(Excerpts from a figure dataset)
--------------------------------

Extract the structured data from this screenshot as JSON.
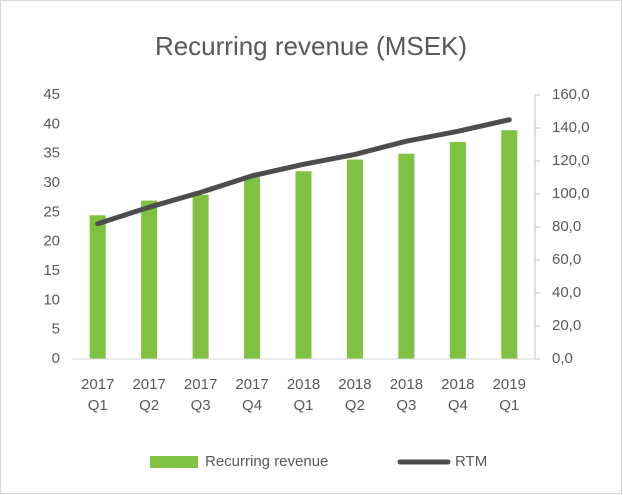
{
  "chart_data": {
    "type": "bar_line",
    "title": "Recurring revenue (MSEK)",
    "categories": [
      "2017\nQ1",
      "2017\nQ2",
      "2017\nQ3",
      "2017\nQ4",
      "2018\nQ1",
      "2018\nQ2",
      "2018\nQ3",
      "2018\nQ4",
      "2019\nQ1"
    ],
    "series": [
      {
        "name": "Recurring revenue",
        "type": "bar",
        "color": "#7fc241",
        "values": [
          24.5,
          27,
          28,
          31,
          32,
          34,
          35,
          37,
          39
        ]
      },
      {
        "name": "RTM",
        "type": "line",
        "axis": "y2",
        "color": "#4d4d4d",
        "values": [
          82,
          92,
          101,
          111,
          118,
          124,
          132,
          138,
          145
        ]
      }
    ],
    "ylim": [
      0,
      45
    ],
    "yticks": [
      0,
      5,
      10,
      15,
      20,
      25,
      30,
      35,
      40,
      45
    ],
    "y2lim": [
      0,
      160
    ],
    "y2ticks": [
      {
        "value": 0,
        "label": "0,0"
      },
      {
        "value": 20,
        "label": "20,0"
      },
      {
        "value": 40,
        "label": "40,0"
      },
      {
        "value": 60,
        "label": "60,0"
      },
      {
        "value": 80,
        "label": "80,0"
      },
      {
        "value": 100,
        "label": "100,0"
      },
      {
        "value": 120,
        "label": "120,0"
      },
      {
        "value": 140,
        "label": "140,0"
      },
      {
        "value": 160,
        "label": "160,0"
      }
    ],
    "legend": "bottom"
  }
}
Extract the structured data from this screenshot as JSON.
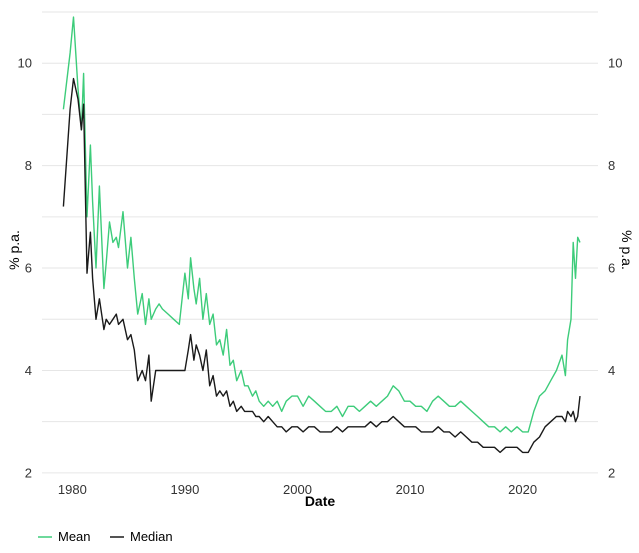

--------------------------------

▶ [What this task involves]
In your copy, repeat each record exactly and include no pictures.

▶ [The completed task]
Extract the structured data from this screenshot as JSON.
{
  "chart_data": {
    "type": "bar_line",
    "title": "Recurring revenue (MSEK)",
    "categories": [
      "2017\nQ1",
      "2017\nQ2",
      "2017\nQ3",
      "2017\nQ4",
      "2018\nQ1",
      "2018\nQ2",
      "2018\nQ3",
      "2018\nQ4",
      "2019\nQ1"
    ],
    "series": [
      {
        "name": "Recurring revenue",
        "type": "bar",
        "color": "#7fc241",
        "values": [
          24.5,
          27,
          28,
          31,
          32,
          34,
          35,
          37,
          39
        ]
      },
      {
        "name": "RTM",
        "type": "line",
        "axis": "y2",
        "color": "#4d4d4d",
        "values": [
          82,
          92,
          101,
          111,
          118,
          124,
          132,
          138,
          145
        ]
      }
    ],
    "ylim": [
      0,
      45
    ],
    "yticks": [
      0,
      5,
      10,
      15,
      20,
      25,
      30,
      35,
      40,
      45
    ],
    "y2lim": [
      0,
      160
    ],
    "y2ticks": [
      {
        "value": 0,
        "label": "0,0"
      },
      {
        "value": 20,
        "label": "20,0"
      },
      {
        "value": 40,
        "label": "40,0"
      },
      {
        "value": 60,
        "label": "60,0"
      },
      {
        "value": 80,
        "label": "80,0"
      },
      {
        "value": 100,
        "label": "100,0"
      },
      {
        "value": 120,
        "label": "120,0"
      },
      {
        "value": 140,
        "label": "140,0"
      },
      {
        "value": 160,
        "label": "160,0"
      }
    ],
    "legend": "bottom"
  }
}
Extract the structured data from this screenshot as JSON.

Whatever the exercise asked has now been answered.